**Supplied information**
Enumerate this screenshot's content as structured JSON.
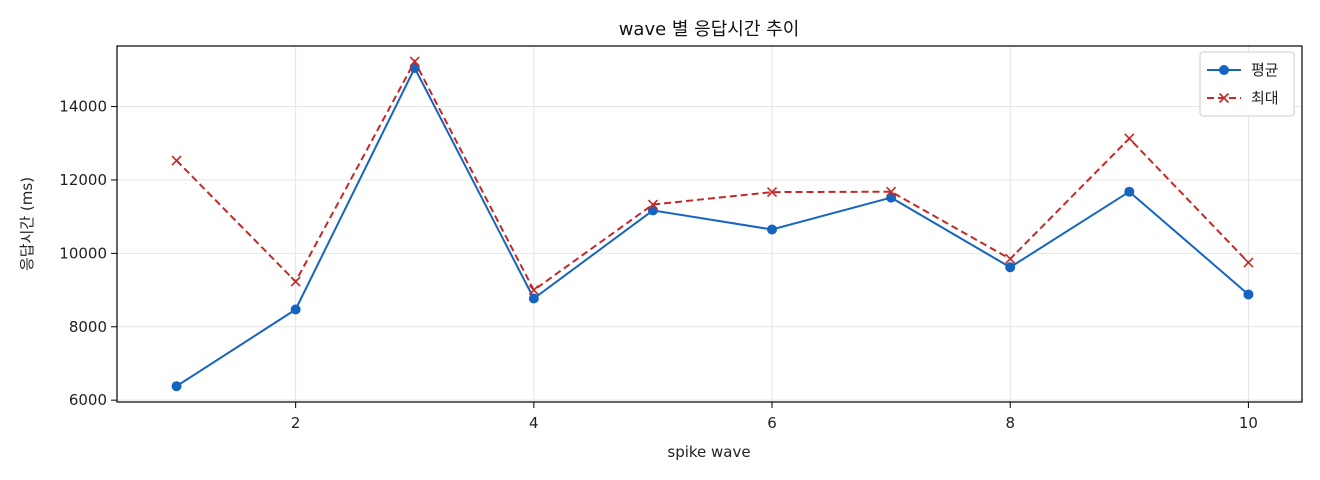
{
  "chart_data": {
    "type": "line",
    "title": "wave 별 응답시간 추이",
    "xlabel": "spike wave",
    "ylabel": "응답시간 (ms)",
    "x": [
      1,
      2,
      3,
      4,
      5,
      6,
      7,
      8,
      9,
      10
    ],
    "xticks": [
      2,
      4,
      6,
      8,
      10
    ],
    "yticks": [
      6000,
      8000,
      10000,
      12000,
      14000
    ],
    "xlim": [
      0.5,
      10.45
    ],
    "ylim": [
      5950,
      15650
    ],
    "grid": true,
    "legend_position": "top-right",
    "series": [
      {
        "name": "평균",
        "color": "#1565c0",
        "line_style": "solid",
        "marker": "circle",
        "values": [
          6380,
          8470,
          15050,
          8770,
          11170,
          10650,
          11520,
          9620,
          11680,
          8880
        ]
      },
      {
        "name": "최대",
        "color": "#c62828",
        "line_style": "dashed",
        "marker": "x",
        "values": [
          12530,
          9230,
          15230,
          9000,
          11330,
          11670,
          11680,
          9850,
          13130,
          9750
        ]
      }
    ]
  }
}
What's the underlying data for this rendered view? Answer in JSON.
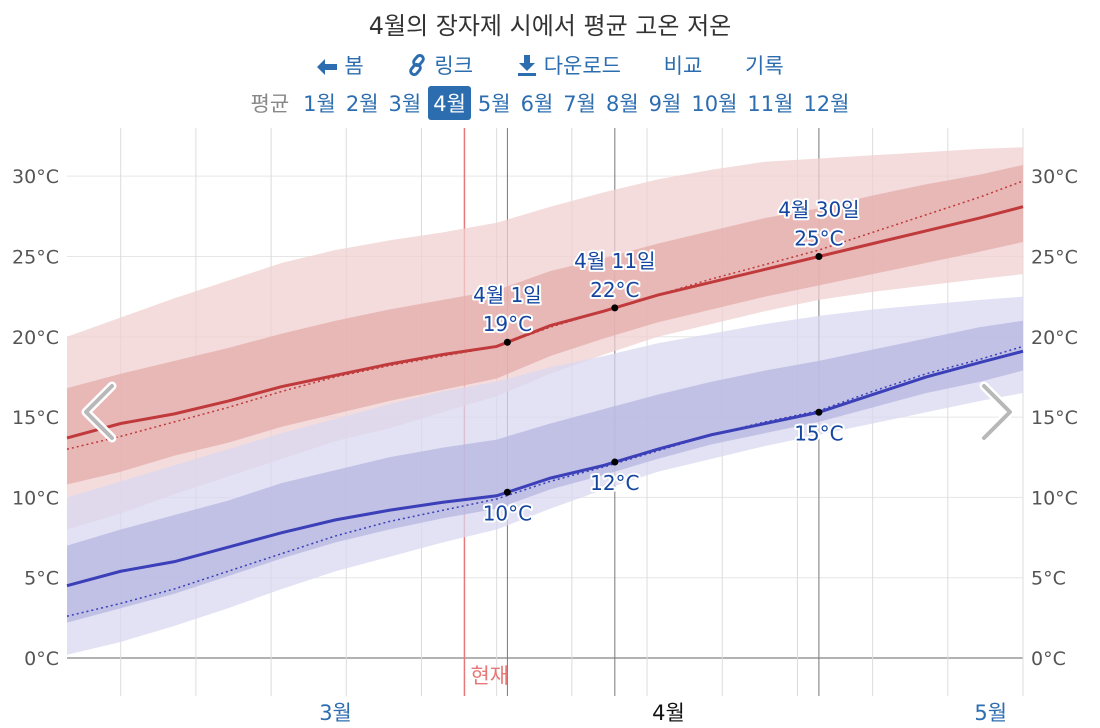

**What the task asks**
Working from the listing above, pick out every line that has "wave" and copy it.

**Reply**
    "title": "wave 별 응답시간 추이",
    "xlabel": "spike wave",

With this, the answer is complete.